• **WHAT YOU HAVE TO DO**
Nothing in the records may be left out or altered; reproduce them all exactly.

* START *

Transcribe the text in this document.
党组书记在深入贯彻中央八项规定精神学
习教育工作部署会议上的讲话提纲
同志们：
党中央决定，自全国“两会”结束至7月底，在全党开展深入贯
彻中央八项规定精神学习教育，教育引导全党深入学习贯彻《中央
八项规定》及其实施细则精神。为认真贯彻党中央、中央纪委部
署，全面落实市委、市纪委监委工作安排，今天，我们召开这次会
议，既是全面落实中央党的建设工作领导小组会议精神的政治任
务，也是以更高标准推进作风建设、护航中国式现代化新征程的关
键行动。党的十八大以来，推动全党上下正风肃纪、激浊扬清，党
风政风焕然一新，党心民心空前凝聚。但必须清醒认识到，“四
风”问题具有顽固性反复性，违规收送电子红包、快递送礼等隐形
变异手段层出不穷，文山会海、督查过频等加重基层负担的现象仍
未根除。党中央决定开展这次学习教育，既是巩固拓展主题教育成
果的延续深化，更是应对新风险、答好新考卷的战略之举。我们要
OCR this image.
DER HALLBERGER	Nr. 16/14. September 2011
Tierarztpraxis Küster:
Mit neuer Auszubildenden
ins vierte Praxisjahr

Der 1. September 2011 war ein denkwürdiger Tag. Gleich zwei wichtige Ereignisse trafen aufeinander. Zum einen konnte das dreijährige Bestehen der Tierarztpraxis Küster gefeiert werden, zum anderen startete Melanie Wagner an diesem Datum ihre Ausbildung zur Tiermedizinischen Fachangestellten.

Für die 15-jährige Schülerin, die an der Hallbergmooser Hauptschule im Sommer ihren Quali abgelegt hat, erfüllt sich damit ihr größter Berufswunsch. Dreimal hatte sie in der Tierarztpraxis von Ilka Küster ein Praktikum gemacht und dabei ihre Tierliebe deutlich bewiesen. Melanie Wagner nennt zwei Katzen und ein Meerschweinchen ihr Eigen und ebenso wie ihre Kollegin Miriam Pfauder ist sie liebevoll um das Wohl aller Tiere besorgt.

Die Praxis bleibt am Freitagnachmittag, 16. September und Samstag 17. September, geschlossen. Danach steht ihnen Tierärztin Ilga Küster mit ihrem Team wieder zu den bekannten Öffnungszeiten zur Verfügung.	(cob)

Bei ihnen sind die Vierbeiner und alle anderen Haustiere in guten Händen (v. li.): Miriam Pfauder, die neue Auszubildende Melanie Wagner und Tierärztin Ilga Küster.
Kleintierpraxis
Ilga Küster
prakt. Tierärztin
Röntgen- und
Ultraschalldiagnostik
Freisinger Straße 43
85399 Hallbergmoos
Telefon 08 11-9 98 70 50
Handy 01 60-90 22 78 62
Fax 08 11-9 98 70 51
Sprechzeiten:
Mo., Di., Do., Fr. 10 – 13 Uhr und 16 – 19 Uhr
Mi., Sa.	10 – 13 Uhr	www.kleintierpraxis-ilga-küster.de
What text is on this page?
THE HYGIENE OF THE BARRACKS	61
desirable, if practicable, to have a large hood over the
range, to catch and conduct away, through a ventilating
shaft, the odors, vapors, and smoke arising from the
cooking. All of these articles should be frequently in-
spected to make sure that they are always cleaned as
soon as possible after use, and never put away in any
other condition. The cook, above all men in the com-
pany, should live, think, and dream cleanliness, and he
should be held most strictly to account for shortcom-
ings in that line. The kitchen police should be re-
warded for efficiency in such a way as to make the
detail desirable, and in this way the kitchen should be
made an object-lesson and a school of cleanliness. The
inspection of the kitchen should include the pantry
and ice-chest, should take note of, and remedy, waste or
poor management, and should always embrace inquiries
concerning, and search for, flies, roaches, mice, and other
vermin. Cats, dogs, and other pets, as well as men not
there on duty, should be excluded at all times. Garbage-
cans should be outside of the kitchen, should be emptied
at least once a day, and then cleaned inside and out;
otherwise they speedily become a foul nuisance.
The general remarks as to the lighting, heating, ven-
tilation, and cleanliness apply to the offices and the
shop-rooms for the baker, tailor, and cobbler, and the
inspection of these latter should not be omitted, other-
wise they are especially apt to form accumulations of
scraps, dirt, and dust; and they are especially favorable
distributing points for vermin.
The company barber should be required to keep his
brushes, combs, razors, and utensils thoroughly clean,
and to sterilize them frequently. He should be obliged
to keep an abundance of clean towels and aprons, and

* END *

• **REPLY**
Transcribe the text in this document.
党组书记在深入贯彻中央八项规定精神学
习教育工作部署会议上的讲话提纲
同志们：
党中央决定，自全国“两会”结束至7月底，在全党开展深入贯
彻中央八项规定精神学习教育，教育引导全党深入学习贯彻《中央
八项规定》及其实施细则精神。为认真贯彻党中央、中央纪委部
署，全面落实市委、市纪委监委工作安排，今天，我们召开这次会
议，既是全面落实中央党的建设工作领导小组会议精神的政治任
务，也是以更高标准推进作风建设、护航中国式现代化新征程的关
键行动。党的十八大以来，推动全党上下正风肃纪、激浊扬清，党
风政风焕然一新，党心民心空前凝聚。但必须清醒认识到，“四
风”问题具有顽固性反复性，违规收送电子红包、快递送礼等隐形
变异手段层出不穷，文山会海、督查过频等加重基层负担的现象仍
未根除。党中央决定开展这次学习教育，既是巩固拓展主题教育成
果的延续深化，更是应对新风险、答好新考卷的战略之举。我们要
OCR this image.
DER HALLBERGER	Nr. 16/14. September 2011
Tierarztpraxis Küster:
Mit neuer Auszubildenden
ins vierte Praxisjahr

Der 1. September 2011 war ein denkwürdiger Tag. Gleich zwei wichtige Ereignisse trafen aufeinander. Zum einen konnte das dreijährige Bestehen der Tierarztpraxis Küster gefeiert werden, zum anderen startete Melanie Wagner an diesem Datum ihre Ausbildung zur Tiermedizinischen Fachangestellten.

Für die 15-jährige Schülerin, die an der Hallbergmooser Hauptschule im Sommer ihren Quali abgelegt hat, erfüllt sich damit ihr größter Berufswunsch. Dreimal hatte sie in der Tierarztpraxis von Ilka Küster ein Praktikum gemacht und dabei ihre Tierliebe deutlich bewiesen. Melanie Wagner nennt zwei Katzen und ein Meerschweinchen ihr Eigen und ebenso wie ihre Kollegin Miriam Pfauder ist sie liebevoll um das Wohl aller Tiere besorgt.

Die Praxis bleibt am Freitagnachmittag, 16. September und Samstag 17. September, geschlossen. Danach steht ihnen Tierärztin Ilga Küster mit ihrem Team wieder zu den bekannten Öffnungszeiten zur Verfügung.	(cob)

Bei ihnen sind die Vierbeiner und alle anderen Haustiere in guten Händen (v. li.): Miriam Pfauder, die neue Auszubildende Melanie Wagner und Tierärztin Ilga Küster.
Kleintierpraxis
Ilga Küster
prakt. Tierärztin
Röntgen- und
Ultraschalldiagnostik
Freisinger Straße 43
85399 Hallbergmoos
Telefon 08 11-9 98 70 50
Handy 01 60-90 22 78 62
Fax 08 11-9 98 70 51
Sprechzeiten:
Mo., Di., Do., Fr. 10 – 13 Uhr und 16 – 19 Uhr
Mi., Sa.	10 – 13 Uhr	www.kleintierpraxis-ilga-küster.de
What text is on this page?
THE HYGIENE OF THE BARRACKS	61
desirable, if practicable, to have a large hood over the
range, to catch and conduct away, through a ventilating
shaft, the odors, vapors, and smoke arising from the
cooking. All of these articles should be frequently in-
spected to make sure that they are always cleaned as
soon as possible after use, and never put away in any
other condition. The cook, above all men in the com-
pany, should live, think, and dream cleanliness, and he
should be held most strictly to account for shortcom-
ings in that line. The kitchen police should be re-
warded for efficiency in such a way as to make the
detail desirable, and in this way the kitchen should be
made an object-lesson and a school of cleanliness. The
inspection of the kitchen should include the pantry
and ice-chest, should take note of, and remedy, waste or
poor management, and should always embrace inquiries
concerning, and search for, flies, roaches, mice, and other
vermin. Cats, dogs, and other pets, as well as men not
there on duty, should be excluded at all times. Garbage-
cans should be outside of the kitchen, should be emptied
at least once a day, and then cleaned inside and out;
otherwise they speedily become a foul nuisance.
The general remarks as to the lighting, heating, ven-
tilation, and cleanliness apply to the offices and the
shop-rooms for the baker, tailor, and cobbler, and the
inspection of these latter should not be omitted, other-
wise they are especially apt to form accumulations of
scraps, dirt, and dust; and they are especially favorable
distributing points for vermin.
The company barber should be required to keep his
brushes, combs, razors, and utensils thoroughly clean,
and to sterilize them frequently. He should be obliged
to keep an abundance of clean towels and aprons, and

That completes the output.